▼▼▼
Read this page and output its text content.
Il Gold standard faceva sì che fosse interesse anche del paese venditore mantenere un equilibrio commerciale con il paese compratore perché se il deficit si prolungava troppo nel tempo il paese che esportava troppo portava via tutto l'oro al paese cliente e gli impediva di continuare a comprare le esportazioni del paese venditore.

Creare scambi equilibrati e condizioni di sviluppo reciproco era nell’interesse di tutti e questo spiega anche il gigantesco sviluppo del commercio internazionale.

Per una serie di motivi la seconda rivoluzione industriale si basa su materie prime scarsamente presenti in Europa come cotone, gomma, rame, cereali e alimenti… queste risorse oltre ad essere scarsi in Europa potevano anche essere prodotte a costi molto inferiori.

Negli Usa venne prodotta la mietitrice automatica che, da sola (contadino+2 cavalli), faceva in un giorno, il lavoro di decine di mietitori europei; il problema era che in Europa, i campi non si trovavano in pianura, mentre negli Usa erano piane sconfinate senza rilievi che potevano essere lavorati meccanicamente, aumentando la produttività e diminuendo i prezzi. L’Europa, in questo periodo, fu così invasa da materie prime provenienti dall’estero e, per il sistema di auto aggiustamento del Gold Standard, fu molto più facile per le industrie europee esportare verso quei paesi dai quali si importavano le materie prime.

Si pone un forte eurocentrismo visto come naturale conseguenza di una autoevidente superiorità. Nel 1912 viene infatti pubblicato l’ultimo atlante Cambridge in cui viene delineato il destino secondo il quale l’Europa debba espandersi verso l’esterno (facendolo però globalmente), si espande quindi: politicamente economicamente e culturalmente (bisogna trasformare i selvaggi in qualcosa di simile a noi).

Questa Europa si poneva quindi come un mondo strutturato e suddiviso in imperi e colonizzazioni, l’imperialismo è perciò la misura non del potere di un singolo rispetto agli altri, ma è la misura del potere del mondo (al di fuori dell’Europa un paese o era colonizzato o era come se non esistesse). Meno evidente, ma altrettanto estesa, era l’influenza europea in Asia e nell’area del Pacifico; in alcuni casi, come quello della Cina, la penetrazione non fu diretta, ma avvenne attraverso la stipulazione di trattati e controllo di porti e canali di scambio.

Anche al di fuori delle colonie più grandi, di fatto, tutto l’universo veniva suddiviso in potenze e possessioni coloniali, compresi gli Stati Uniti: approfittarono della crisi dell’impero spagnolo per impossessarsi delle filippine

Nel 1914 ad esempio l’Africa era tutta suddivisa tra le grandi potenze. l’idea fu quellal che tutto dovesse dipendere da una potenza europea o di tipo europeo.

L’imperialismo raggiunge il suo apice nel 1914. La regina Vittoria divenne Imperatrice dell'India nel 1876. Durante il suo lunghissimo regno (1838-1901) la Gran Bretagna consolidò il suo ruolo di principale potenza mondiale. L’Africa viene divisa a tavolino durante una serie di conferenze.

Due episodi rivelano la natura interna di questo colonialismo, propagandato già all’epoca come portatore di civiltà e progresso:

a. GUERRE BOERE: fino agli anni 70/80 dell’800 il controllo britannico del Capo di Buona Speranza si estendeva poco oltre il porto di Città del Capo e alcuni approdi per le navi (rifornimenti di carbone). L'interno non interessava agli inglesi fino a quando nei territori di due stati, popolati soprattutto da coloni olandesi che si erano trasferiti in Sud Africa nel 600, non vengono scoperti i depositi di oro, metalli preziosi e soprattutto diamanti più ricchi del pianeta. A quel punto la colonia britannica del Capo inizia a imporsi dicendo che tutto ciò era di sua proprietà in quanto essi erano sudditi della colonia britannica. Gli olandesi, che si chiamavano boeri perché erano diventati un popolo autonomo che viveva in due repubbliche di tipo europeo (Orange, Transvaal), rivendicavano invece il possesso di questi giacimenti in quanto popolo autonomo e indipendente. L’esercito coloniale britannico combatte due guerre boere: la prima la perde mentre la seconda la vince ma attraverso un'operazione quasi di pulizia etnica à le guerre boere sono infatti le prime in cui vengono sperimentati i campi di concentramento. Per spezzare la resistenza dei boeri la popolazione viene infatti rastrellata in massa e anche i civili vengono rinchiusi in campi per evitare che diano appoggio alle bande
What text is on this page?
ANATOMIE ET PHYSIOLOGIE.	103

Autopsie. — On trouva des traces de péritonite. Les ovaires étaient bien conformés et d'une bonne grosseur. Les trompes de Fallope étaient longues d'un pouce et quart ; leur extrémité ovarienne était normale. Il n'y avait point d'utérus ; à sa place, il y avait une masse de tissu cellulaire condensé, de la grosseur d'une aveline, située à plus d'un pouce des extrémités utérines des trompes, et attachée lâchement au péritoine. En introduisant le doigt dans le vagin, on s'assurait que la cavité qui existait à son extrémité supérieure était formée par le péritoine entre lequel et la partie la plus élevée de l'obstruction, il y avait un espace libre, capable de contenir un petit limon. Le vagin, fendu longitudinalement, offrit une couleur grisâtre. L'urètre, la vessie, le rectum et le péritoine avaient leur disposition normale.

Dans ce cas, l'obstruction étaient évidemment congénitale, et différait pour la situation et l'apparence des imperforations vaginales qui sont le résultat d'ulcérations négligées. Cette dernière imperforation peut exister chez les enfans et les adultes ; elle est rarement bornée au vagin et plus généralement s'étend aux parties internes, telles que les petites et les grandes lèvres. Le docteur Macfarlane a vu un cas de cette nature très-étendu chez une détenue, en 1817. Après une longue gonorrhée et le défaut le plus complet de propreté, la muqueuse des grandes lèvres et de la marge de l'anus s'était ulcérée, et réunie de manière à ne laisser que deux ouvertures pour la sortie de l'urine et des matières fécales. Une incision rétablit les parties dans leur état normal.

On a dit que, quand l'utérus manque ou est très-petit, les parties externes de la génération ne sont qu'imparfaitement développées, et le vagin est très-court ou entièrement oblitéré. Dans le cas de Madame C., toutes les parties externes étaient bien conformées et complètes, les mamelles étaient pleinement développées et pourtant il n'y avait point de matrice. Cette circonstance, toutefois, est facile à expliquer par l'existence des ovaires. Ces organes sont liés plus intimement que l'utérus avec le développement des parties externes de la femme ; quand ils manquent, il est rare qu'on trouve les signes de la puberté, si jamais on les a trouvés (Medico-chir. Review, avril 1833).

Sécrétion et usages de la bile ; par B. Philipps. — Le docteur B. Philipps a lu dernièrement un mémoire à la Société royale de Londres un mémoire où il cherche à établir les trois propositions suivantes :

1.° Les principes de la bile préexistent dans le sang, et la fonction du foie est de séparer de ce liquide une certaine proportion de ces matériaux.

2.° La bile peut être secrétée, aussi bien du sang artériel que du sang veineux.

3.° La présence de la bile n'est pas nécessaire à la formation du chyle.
▲▲▲
EXERCISE REQUIREMENTS: Extract every record and return it verbatim.

EXPECTED ANSWER:
Read this page and output its text content.
Il Gold standard faceva sì che fosse interesse anche del paese venditore mantenere un equilibrio commerciale con il paese compratore perché se il deficit si prolungava troppo nel tempo il paese che esportava troppo portava via tutto l'oro al paese cliente e gli impediva di continuare a comprare le esportazioni del paese venditore.

Creare scambi equilibrati e condizioni di sviluppo reciproco era nell’interesse di tutti e questo spiega anche il gigantesco sviluppo del commercio internazionale.

Per una serie di motivi la seconda rivoluzione industriale si basa su materie prime scarsamente presenti in Europa come cotone, gomma, rame, cereali e alimenti… queste risorse oltre ad essere scarsi in Europa potevano anche essere prodotte a costi molto inferiori.

Negli Usa venne prodotta la mietitrice automatica che, da sola (contadino+2 cavalli), faceva in un giorno, il lavoro di decine di mietitori europei; il problema era che in Europa, i campi non si trovavano in pianura, mentre negli Usa erano piane sconfinate senza rilievi che potevano essere lavorati meccanicamente, aumentando la produttività e diminuendo i prezzi. L’Europa, in questo periodo, fu così invasa da materie prime provenienti dall’estero e, per il sistema di auto aggiustamento del Gold Standard, fu molto più facile per le industrie europee esportare verso quei paesi dai quali si importavano le materie prime.

Si pone un forte eurocentrismo visto come naturale conseguenza di una autoevidente superiorità. Nel 1912 viene infatti pubblicato l’ultimo atlante Cambridge in cui viene delineato il destino secondo il quale l’Europa debba espandersi verso l’esterno (facendolo però globalmente), si espande quindi: politicamente economicamente e culturalmente (bisogna trasformare i selvaggi in qualcosa di simile a noi).

Questa Europa si poneva quindi come un mondo strutturato e suddiviso in imperi e colonizzazioni, l’imperialismo è perciò la misura non del potere di un singolo rispetto agli altri, ma è la misura del potere del mondo (al di fuori dell’Europa un paese o era colonizzato o era come se non esistesse). Meno evidente, ma altrettanto estesa, era l’influenza europea in Asia e nell’area del Pacifico; in alcuni casi, come quello della Cina, la penetrazione non fu diretta, ma avvenne attraverso la stipulazione di trattati e controllo di porti e canali di scambio.

Anche al di fuori delle colonie più grandi, di fatto, tutto l’universo veniva suddiviso in potenze e possessioni coloniali, compresi gli Stati Uniti: approfittarono della crisi dell’impero spagnolo per impossessarsi delle filippine

Nel 1914 ad esempio l’Africa era tutta suddivisa tra le grandi potenze. l’idea fu quellal che tutto dovesse dipendere da una potenza europea o di tipo europeo.

L’imperialismo raggiunge il suo apice nel 1914. La regina Vittoria divenne Imperatrice dell'India nel 1876. Durante il suo lunghissimo regno (1838-1901) la Gran Bretagna consolidò il suo ruolo di principale potenza mondiale. L’Africa viene divisa a tavolino durante una serie di conferenze.

Due episodi rivelano la natura interna di questo colonialismo, propagandato già all’epoca come portatore di civiltà e progresso:

a. GUERRE BOERE: fino agli anni 70/80 dell’800 il controllo britannico del Capo di Buona Speranza si estendeva poco oltre il porto di Città del Capo e alcuni approdi per le navi (rifornimenti di carbone). L'interno non interessava agli inglesi fino a quando nei territori di due stati, popolati soprattutto da coloni olandesi che si erano trasferiti in Sud Africa nel 600, non vengono scoperti i depositi di oro, metalli preziosi e soprattutto diamanti più ricchi del pianeta. A quel punto la colonia britannica del Capo inizia a imporsi dicendo che tutto ciò era di sua proprietà in quanto essi erano sudditi della colonia britannica. Gli olandesi, che si chiamavano boeri perché erano diventati un popolo autonomo che viveva in due repubbliche di tipo europeo (Orange, Transvaal), rivendicavano invece il possesso di questi giacimenti in quanto popolo autonomo e indipendente. L’esercito coloniale britannico combatte due guerre boere: la prima la perde mentre la seconda la vince ma attraverso un'operazione quasi di pulizia etnica à le guerre boere sono infatti le prime in cui vengono sperimentati i campi di concentramento. Per spezzare la resistenza dei boeri la popolazione viene infatti rastrellata in massa e anche i civili vengono rinchiusi in campi per evitare che diano appoggio alle bande
What text is on this page?
ANATOMIE ET PHYSIOLOGIE.	103

Autopsie. — On trouva des traces de péritonite. Les ovaires étaient bien conformés et d'une bonne grosseur. Les trompes de Fallope étaient longues d'un pouce et quart ; leur extrémité ovarienne était normale. Il n'y avait point d'utérus ; à sa place, il y avait une masse de tissu cellulaire condensé, de la grosseur d'une aveline, située à plus d'un pouce des extrémités utérines des trompes, et attachée lâchement au péritoine. En introduisant le doigt dans le vagin, on s'assurait que la cavité qui existait à son extrémité supérieure était formée par le péritoine entre lequel et la partie la plus élevée de l'obstruction, il y avait un espace libre, capable de contenir un petit limon. Le vagin, fendu longitudinalement, offrit une couleur grisâtre. L'urètre, la vessie, le rectum et le péritoine avaient leur disposition normale.

Dans ce cas, l'obstruction étaient évidemment congénitale, et différait pour la situation et l'apparence des imperforations vaginales qui sont le résultat d'ulcérations négligées. Cette dernière imperforation peut exister chez les enfans et les adultes ; elle est rarement bornée au vagin et plus généralement s'étend aux parties internes, telles que les petites et les grandes lèvres. Le docteur Macfarlane a vu un cas de cette nature très-étendu chez une détenue, en 1817. Après une longue gonorrhée et le défaut le plus complet de propreté, la muqueuse des grandes lèvres et de la marge de l'anus s'était ulcérée, et réunie de manière à ne laisser que deux ouvertures pour la sortie de l'urine et des matières fécales. Une incision rétablit les parties dans leur état normal.

On a dit que, quand l'utérus manque ou est très-petit, les parties externes de la génération ne sont qu'imparfaitement développées, et le vagin est très-court ou entièrement oblitéré. Dans le cas de Madame C., toutes les parties externes étaient bien conformées et complètes, les mamelles étaient pleinement développées et pourtant il n'y avait point de matrice. Cette circonstance, toutefois, est facile à expliquer par l'existence des ovaires. Ces organes sont liés plus intimement que l'utérus avec le développement des parties externes de la femme ; quand ils manquent, il est rare qu'on trouve les signes de la puberté, si jamais on les a trouvés (Medico-chir. Review, avril 1833).

Sécrétion et usages de la bile ; par B. Philipps. — Le docteur B. Philipps a lu dernièrement un mémoire à la Société royale de Londres un mémoire où il cherche à établir les trois propositions suivantes :

1.° Les principes de la bile préexistent dans le sang, et la fonction du foie est de séparer de ce liquide une certaine proportion de ces matériaux.

2.° La bile peut être secrétée, aussi bien du sang artériel que du sang veineux.

3.° La présence de la bile n'est pas nécessaire à la formation du chyle.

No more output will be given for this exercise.